▸ GIVEN RECORDS
----------

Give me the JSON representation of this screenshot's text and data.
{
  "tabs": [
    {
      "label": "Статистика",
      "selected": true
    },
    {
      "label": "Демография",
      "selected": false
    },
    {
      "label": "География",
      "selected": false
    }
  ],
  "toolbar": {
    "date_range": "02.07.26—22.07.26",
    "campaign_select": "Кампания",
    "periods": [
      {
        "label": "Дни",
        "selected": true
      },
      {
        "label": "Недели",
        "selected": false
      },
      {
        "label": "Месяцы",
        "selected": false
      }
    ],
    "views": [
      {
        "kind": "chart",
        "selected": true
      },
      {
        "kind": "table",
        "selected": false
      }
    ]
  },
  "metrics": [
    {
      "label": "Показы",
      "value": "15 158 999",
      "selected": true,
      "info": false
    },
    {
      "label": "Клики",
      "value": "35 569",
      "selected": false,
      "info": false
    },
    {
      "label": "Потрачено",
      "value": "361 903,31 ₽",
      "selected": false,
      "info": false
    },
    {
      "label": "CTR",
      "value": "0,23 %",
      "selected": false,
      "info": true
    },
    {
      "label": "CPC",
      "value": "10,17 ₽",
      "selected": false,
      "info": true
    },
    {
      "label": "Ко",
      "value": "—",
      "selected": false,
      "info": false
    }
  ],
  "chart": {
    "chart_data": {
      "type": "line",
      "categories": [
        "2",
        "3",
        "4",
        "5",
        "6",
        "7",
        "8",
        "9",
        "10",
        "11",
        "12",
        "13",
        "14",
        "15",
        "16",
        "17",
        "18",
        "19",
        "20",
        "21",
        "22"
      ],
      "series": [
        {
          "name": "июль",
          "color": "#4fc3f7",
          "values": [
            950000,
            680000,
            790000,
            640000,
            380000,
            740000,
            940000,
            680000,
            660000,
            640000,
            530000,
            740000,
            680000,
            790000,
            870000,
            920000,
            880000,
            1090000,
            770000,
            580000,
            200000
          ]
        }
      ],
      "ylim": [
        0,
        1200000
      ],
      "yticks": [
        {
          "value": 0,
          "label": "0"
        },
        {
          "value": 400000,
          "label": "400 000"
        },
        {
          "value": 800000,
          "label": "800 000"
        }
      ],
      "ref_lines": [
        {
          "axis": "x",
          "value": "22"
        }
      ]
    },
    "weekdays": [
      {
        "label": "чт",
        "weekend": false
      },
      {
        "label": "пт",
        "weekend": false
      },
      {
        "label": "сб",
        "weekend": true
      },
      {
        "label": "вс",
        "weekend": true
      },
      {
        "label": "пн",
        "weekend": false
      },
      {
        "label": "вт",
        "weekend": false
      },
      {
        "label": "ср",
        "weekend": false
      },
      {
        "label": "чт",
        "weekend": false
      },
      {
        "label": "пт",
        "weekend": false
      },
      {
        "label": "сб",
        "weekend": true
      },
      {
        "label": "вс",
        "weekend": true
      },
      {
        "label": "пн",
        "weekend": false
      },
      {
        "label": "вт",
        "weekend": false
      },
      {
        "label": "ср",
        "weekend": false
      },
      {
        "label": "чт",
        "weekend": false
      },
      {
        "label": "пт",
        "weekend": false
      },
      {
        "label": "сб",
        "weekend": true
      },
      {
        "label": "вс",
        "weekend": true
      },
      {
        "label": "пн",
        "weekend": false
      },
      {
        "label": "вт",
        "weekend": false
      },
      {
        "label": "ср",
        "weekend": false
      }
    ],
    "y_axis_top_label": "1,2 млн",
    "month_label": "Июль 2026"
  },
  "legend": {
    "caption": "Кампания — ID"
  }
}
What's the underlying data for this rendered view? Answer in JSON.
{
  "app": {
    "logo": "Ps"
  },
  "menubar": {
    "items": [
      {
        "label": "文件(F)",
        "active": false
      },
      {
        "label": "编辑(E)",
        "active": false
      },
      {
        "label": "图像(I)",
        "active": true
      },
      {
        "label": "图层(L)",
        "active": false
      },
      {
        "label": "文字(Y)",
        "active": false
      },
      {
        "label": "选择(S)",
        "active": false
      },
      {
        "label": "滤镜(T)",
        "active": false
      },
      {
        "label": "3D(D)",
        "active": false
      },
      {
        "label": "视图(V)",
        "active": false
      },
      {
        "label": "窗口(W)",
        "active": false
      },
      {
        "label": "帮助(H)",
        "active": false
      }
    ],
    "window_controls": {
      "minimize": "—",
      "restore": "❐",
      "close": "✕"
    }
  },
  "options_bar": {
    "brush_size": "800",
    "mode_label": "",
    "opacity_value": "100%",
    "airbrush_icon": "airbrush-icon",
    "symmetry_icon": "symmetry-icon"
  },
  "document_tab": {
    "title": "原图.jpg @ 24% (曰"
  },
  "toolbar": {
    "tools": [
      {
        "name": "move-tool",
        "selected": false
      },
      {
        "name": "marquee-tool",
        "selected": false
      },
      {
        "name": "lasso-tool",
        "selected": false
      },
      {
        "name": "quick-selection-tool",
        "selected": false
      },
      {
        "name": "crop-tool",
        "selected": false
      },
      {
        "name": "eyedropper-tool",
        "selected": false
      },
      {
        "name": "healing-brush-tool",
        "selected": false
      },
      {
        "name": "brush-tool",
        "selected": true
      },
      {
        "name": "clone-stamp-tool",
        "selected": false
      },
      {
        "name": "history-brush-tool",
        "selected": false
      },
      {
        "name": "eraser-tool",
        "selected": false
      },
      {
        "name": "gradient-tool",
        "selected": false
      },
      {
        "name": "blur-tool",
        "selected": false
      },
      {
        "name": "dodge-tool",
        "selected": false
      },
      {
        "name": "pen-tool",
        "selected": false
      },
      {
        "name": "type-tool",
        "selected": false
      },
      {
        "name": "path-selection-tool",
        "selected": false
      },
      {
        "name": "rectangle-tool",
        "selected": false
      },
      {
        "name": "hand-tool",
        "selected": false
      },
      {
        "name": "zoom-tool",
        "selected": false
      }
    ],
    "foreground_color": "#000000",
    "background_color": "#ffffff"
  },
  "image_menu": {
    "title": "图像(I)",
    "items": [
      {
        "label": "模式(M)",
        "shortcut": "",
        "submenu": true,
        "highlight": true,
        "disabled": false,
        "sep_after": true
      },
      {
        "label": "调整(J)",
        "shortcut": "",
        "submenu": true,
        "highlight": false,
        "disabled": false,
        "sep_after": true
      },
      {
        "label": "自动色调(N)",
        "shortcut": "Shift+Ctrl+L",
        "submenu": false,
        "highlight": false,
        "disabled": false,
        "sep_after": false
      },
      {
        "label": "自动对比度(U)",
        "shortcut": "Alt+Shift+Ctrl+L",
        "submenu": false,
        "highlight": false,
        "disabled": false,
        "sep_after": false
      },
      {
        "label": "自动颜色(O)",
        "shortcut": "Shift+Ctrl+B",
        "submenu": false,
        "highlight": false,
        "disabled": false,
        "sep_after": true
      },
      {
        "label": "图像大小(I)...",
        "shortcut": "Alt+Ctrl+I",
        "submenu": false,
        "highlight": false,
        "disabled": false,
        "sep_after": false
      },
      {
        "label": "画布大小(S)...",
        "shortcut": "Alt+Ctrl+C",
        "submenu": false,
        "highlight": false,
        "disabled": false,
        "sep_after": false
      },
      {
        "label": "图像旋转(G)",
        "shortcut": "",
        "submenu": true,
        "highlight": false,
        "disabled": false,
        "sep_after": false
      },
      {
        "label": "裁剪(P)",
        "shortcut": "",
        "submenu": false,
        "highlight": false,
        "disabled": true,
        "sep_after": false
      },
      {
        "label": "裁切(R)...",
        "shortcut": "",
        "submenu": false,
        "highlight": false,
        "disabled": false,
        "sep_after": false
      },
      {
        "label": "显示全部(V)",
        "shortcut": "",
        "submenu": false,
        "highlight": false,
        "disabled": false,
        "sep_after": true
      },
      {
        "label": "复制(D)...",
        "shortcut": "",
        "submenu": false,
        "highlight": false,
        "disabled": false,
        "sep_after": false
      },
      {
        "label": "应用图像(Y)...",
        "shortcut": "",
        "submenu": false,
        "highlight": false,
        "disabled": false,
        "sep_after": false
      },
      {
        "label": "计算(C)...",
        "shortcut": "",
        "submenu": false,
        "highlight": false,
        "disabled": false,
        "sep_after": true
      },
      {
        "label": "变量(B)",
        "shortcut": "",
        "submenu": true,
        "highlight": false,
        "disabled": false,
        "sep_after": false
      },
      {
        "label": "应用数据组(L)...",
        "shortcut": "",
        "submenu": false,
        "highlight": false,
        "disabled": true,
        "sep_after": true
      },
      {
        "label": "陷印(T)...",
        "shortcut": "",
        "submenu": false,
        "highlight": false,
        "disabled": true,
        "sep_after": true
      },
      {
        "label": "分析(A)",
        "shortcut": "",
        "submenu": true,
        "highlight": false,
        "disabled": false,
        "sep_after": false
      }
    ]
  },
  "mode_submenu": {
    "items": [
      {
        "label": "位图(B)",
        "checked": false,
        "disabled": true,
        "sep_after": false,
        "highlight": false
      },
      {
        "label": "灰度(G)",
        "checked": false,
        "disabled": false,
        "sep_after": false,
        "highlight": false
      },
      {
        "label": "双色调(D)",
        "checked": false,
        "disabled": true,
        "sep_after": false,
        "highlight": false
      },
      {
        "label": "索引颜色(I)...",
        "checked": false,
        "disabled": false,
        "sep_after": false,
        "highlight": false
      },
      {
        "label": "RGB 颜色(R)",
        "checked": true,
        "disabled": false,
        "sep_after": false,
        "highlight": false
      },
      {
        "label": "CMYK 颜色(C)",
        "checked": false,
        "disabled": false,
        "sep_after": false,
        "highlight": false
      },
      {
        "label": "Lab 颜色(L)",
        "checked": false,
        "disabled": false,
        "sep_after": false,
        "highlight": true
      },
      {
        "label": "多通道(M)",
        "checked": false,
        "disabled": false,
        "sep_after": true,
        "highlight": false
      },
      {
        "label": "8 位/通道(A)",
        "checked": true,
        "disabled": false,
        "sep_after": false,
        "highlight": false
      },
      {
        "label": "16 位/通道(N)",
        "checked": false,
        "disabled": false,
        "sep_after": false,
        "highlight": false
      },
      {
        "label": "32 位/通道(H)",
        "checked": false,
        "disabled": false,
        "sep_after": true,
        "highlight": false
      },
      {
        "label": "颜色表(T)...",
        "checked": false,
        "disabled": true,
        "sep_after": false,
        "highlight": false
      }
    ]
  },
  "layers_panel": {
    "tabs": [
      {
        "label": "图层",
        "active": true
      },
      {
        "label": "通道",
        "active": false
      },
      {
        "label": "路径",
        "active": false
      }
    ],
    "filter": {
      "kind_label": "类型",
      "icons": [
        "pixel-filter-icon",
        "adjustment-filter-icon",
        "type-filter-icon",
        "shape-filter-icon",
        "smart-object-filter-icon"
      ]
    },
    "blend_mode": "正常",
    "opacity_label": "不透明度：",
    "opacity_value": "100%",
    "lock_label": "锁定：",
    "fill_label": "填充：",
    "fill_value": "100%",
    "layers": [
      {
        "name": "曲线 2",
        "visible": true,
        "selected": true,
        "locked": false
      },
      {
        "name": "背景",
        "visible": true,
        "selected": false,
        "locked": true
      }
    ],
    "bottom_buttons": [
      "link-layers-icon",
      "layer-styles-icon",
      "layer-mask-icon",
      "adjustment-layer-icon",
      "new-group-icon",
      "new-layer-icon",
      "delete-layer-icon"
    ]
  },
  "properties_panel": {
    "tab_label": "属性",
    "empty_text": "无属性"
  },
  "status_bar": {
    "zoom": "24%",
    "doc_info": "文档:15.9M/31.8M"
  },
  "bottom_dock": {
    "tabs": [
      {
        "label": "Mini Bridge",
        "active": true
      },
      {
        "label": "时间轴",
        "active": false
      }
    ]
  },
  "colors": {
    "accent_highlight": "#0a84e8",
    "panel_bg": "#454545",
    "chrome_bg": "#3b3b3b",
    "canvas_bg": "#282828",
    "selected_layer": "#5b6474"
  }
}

----------

▸ TASK DIRECTIONS
Your task is to gather every line with the word "Shift" and copy it.

▸ ANSWER TO THE TASK
        "shortcut": "Shift+Ctrl+L",
        "shortcut": "Alt+Shift+Ctrl+L",
        "shortcut": "Shift+Ctrl+B",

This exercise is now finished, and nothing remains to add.